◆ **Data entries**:
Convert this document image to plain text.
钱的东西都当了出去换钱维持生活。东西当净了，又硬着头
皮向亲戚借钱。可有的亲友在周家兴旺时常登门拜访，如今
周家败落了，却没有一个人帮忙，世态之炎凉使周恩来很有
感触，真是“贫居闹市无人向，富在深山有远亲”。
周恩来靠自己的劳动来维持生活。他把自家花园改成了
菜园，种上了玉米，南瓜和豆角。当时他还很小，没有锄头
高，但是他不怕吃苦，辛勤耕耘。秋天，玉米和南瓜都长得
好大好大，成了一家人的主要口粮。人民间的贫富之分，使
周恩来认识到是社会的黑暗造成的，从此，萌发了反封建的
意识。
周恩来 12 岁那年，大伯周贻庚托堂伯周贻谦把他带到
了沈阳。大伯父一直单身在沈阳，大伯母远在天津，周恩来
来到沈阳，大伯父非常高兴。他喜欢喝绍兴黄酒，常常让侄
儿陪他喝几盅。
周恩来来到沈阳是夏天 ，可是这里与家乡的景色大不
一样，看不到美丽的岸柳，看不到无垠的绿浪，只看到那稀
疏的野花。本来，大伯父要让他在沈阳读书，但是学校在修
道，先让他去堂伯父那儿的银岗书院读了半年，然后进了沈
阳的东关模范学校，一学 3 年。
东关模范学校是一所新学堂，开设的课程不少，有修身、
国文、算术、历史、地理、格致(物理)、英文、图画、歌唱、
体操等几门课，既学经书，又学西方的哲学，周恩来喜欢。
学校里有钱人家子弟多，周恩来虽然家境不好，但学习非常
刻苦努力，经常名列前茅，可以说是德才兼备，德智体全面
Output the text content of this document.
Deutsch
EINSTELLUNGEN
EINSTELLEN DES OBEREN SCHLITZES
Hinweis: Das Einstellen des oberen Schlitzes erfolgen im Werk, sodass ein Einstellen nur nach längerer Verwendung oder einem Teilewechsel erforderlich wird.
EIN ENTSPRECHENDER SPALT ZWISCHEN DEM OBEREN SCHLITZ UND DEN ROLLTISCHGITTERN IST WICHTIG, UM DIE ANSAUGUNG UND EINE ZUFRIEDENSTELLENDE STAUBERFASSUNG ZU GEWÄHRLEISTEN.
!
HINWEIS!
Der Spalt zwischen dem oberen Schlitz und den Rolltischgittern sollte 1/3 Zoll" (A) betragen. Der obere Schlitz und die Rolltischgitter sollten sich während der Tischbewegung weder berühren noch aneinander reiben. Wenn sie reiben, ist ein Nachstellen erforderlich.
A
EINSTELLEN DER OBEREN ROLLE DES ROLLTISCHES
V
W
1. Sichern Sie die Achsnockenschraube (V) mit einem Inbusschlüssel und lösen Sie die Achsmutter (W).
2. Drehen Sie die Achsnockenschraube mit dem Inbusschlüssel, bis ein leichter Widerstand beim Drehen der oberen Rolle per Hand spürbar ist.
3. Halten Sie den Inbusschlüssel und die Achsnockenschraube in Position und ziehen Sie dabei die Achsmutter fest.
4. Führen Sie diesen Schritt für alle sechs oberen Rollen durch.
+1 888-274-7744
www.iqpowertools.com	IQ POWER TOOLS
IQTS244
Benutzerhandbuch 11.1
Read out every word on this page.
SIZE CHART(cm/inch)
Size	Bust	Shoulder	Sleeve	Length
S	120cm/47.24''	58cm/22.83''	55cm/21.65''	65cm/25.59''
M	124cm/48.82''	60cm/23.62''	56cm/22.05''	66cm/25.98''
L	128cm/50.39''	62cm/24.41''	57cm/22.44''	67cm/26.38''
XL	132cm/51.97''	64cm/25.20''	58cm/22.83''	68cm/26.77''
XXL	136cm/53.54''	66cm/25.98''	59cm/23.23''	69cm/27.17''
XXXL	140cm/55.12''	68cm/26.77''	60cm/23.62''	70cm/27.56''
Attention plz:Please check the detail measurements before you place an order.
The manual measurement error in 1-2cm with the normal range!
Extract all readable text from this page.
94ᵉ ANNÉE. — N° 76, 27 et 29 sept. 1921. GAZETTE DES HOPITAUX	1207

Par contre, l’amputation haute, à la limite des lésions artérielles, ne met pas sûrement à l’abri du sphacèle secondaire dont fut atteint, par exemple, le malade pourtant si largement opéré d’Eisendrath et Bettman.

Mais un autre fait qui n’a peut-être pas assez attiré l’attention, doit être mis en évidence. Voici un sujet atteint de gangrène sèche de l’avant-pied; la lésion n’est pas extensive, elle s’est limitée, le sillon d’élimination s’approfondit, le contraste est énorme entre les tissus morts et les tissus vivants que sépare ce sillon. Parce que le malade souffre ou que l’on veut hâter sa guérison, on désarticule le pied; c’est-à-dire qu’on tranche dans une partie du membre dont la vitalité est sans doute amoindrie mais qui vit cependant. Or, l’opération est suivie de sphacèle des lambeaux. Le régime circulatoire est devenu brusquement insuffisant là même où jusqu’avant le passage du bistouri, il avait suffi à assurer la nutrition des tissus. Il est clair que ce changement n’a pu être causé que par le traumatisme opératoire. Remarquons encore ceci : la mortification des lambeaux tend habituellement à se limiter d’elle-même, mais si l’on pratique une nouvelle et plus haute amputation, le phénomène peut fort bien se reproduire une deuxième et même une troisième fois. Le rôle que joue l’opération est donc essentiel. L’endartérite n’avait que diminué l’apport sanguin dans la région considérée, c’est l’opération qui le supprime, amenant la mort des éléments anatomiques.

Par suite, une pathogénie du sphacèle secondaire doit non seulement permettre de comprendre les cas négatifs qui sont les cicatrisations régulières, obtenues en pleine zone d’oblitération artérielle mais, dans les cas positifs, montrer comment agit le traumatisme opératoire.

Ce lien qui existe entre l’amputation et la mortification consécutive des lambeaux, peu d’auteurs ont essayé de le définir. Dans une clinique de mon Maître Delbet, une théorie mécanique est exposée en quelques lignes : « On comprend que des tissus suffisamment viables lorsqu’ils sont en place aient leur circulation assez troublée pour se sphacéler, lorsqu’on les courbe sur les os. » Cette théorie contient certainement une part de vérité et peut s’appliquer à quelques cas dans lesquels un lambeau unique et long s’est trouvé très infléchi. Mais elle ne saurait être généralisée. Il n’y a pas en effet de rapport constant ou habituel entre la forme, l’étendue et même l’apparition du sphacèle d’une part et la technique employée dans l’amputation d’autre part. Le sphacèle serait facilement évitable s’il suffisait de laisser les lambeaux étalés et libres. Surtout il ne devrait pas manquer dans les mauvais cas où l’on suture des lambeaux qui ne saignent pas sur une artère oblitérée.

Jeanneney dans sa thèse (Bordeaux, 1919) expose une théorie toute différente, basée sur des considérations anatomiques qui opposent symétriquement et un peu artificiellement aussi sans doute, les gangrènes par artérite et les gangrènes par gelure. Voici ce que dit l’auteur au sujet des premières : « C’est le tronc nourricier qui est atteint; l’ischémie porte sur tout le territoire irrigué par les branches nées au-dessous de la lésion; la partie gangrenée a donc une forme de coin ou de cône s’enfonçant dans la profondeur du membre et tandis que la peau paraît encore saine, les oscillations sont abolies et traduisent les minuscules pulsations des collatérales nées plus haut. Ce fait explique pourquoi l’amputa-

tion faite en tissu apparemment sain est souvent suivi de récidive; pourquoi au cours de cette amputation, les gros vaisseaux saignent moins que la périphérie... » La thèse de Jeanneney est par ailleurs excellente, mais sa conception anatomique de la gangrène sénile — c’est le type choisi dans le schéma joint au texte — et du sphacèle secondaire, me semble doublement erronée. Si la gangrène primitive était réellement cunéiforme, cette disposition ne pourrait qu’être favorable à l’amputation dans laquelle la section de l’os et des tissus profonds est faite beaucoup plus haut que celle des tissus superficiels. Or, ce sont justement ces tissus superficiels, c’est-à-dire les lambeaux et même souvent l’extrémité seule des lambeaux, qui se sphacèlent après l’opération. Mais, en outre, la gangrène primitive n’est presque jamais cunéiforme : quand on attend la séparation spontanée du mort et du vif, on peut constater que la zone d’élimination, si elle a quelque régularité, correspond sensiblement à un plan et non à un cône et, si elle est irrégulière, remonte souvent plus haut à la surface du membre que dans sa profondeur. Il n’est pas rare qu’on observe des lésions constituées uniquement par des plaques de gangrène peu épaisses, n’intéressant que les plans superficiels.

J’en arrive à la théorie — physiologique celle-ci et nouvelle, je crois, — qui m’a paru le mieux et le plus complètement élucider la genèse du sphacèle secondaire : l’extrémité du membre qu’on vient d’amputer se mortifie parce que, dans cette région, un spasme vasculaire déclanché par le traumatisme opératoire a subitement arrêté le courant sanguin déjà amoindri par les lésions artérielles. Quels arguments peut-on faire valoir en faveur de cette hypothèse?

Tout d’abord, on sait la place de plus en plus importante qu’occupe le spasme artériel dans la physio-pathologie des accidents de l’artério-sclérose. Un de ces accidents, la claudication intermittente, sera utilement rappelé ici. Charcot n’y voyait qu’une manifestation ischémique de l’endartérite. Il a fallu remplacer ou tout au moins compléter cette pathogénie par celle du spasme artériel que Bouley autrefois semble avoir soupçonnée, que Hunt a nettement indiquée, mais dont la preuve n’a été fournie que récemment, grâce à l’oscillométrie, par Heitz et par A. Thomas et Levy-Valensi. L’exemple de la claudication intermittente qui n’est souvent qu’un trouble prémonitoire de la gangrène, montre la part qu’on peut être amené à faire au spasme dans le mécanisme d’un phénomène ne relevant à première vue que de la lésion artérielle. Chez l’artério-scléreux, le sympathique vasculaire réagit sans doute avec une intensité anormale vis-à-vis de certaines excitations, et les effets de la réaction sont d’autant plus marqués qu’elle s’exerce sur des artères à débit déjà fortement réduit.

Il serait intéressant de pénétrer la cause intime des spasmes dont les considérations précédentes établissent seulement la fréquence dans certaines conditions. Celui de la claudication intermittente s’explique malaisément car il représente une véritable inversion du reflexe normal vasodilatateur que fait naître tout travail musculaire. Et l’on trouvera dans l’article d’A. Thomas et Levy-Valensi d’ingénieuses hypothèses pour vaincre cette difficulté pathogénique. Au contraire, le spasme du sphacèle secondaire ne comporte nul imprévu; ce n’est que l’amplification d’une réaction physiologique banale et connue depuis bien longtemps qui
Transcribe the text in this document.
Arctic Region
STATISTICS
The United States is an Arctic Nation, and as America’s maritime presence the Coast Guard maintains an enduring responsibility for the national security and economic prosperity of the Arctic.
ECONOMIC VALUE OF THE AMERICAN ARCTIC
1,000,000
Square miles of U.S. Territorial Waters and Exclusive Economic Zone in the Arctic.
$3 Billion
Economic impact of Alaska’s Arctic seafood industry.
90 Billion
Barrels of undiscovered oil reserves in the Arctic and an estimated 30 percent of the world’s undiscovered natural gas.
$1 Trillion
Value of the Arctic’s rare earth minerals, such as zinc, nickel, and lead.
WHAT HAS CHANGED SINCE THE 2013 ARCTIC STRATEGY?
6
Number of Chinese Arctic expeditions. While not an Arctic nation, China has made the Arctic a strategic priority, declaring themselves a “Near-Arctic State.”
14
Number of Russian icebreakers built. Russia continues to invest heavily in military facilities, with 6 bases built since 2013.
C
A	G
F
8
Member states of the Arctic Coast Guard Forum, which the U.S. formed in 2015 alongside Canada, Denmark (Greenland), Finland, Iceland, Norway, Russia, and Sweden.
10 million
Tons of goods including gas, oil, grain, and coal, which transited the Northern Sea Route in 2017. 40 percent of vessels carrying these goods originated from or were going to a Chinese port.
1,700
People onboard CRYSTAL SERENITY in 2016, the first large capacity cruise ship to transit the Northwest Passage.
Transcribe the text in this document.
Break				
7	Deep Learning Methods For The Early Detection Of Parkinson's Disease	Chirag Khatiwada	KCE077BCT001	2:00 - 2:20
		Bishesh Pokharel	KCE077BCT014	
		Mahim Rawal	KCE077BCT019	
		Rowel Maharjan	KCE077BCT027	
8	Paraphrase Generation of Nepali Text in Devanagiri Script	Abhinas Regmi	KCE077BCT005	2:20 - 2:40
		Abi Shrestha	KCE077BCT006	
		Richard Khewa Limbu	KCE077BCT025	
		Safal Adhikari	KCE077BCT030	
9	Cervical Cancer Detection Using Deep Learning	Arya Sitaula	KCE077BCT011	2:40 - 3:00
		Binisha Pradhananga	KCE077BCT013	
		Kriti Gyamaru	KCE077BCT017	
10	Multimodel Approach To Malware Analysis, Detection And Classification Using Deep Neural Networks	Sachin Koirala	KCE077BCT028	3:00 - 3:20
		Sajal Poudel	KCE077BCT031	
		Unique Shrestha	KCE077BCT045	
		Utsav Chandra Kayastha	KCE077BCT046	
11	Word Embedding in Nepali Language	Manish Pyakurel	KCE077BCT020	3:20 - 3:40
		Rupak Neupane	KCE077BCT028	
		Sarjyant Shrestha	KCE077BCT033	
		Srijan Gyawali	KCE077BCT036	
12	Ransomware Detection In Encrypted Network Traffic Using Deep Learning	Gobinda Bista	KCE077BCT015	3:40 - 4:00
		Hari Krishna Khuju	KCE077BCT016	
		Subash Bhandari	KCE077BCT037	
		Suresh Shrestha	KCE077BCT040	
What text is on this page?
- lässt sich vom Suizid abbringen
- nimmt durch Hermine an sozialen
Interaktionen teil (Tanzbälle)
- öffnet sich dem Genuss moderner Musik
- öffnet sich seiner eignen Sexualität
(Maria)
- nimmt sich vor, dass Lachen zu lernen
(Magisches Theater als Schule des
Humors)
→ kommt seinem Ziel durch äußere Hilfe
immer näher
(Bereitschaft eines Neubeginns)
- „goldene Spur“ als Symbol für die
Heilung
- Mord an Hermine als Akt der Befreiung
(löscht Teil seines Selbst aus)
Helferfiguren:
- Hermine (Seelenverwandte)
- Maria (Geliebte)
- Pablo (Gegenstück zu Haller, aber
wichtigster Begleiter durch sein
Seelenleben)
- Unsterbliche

◆ **Written task**: Where a line of the material above holds the string "Detection", copy that line.

◆ **Solution to the exercise**:
7	Deep Learning Methods For The Early Detection Of Parkinson's Disease	Chirag Khatiwada	KCE077BCT001	2:00 - 2:20
9	Cervical Cancer Detection Using Deep Learning	Arya Sitaula	KCE077BCT011	2:40 - 3:00
10	Multimodel Approach To Malware Analysis, Detection And Classification Using Deep Neural Networks	Sachin Koirala	KCE077BCT028	3:00 - 3:20
12	Ransomware Detection In Encrypted Network Traffic Using Deep Learning	Gobinda Bista	KCE077BCT015	3:40 - 4:00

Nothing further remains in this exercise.